_Required work:_
Retype the whole listing, please, keeping every line exact and dropping the pictures.

_Extracted data:_
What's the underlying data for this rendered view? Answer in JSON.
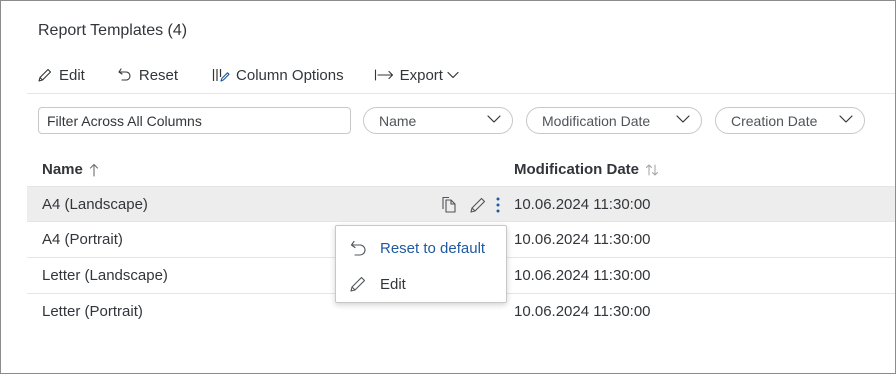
{
  "header": {
    "title": "Report Templates (4)"
  },
  "toolbar": {
    "edit_label": "Edit",
    "reset_label": "Reset",
    "column_options_label": "Column Options",
    "export_label": "Export"
  },
  "filters": {
    "search_placeholder": "Filter Across All Columns",
    "name_label": "Name",
    "modification_date_label": "Modification Date",
    "creation_date_label": "Creation Date"
  },
  "table": {
    "columns": {
      "name": "Name",
      "modification_date": "Modification Date"
    },
    "rows": [
      {
        "name": "A4 (Landscape)",
        "modified": "10.06.2024 11:30:00"
      },
      {
        "name": "A4 (Portrait)",
        "modified": "10.06.2024 11:30:00"
      },
      {
        "name": "Letter (Landscape)",
        "modified": "10.06.2024 11:30:00"
      },
      {
        "name": "Letter (Portrait)",
        "modified": "10.06.2024 11:30:00"
      }
    ]
  },
  "context_menu": {
    "items": [
      {
        "label": "Reset to default",
        "icon": "undo-icon"
      },
      {
        "label": "Edit",
        "icon": "pencil-icon"
      }
    ]
  },
  "colors": {
    "text": "#32363a",
    "link": "#1f5aa0",
    "selected_row": "#ededed",
    "border": "#c8c8c8"
  }
}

_Result:_
What's the underlying data for this rendered view? Answer in JSON.
{
  "header": {
    "title": "Report Templates (4)"
  },
  "toolbar": {
    "edit_label": "Edit",
    "reset_label": "Reset",
    "column_options_label": "Column Options",
    "export_label": "Export"
  },
  "filters": {
    "search_placeholder": "Filter Across All Columns",
    "name_label": "Name",
    "modification_date_label": "Modification Date",
    "creation_date_label": "Creation Date"
  },
  "table": {
    "columns": {
      "name": "Name",
      "modification_date": "Modification Date"
    },
    "rows": [
      {
        "name": "A4 (Landscape)",
        "modified": "10.06.2024 11:30:00"
      },
      {
        "name": "A4 (Portrait)",
        "modified": "10.06.2024 11:30:00"
      },
      {
        "name": "Letter (Landscape)",
        "modified": "10.06.2024 11:30:00"
      },
      {
        "name": "Letter (Portrait)",
        "modified": "10.06.2024 11:30:00"
      }
    ]
  },
  "context_menu": {
    "items": [
      {
        "label": "Reset to default",
        "icon": "undo-icon"
      },
      {
        "label": "Edit",
        "icon": "pencil-icon"
      }
    ]
  },
  "colors": {
    "text": "#32363a",
    "link": "#1f5aa0",
    "selected_row": "#ededed",
    "border": "#c8c8c8"
  }
}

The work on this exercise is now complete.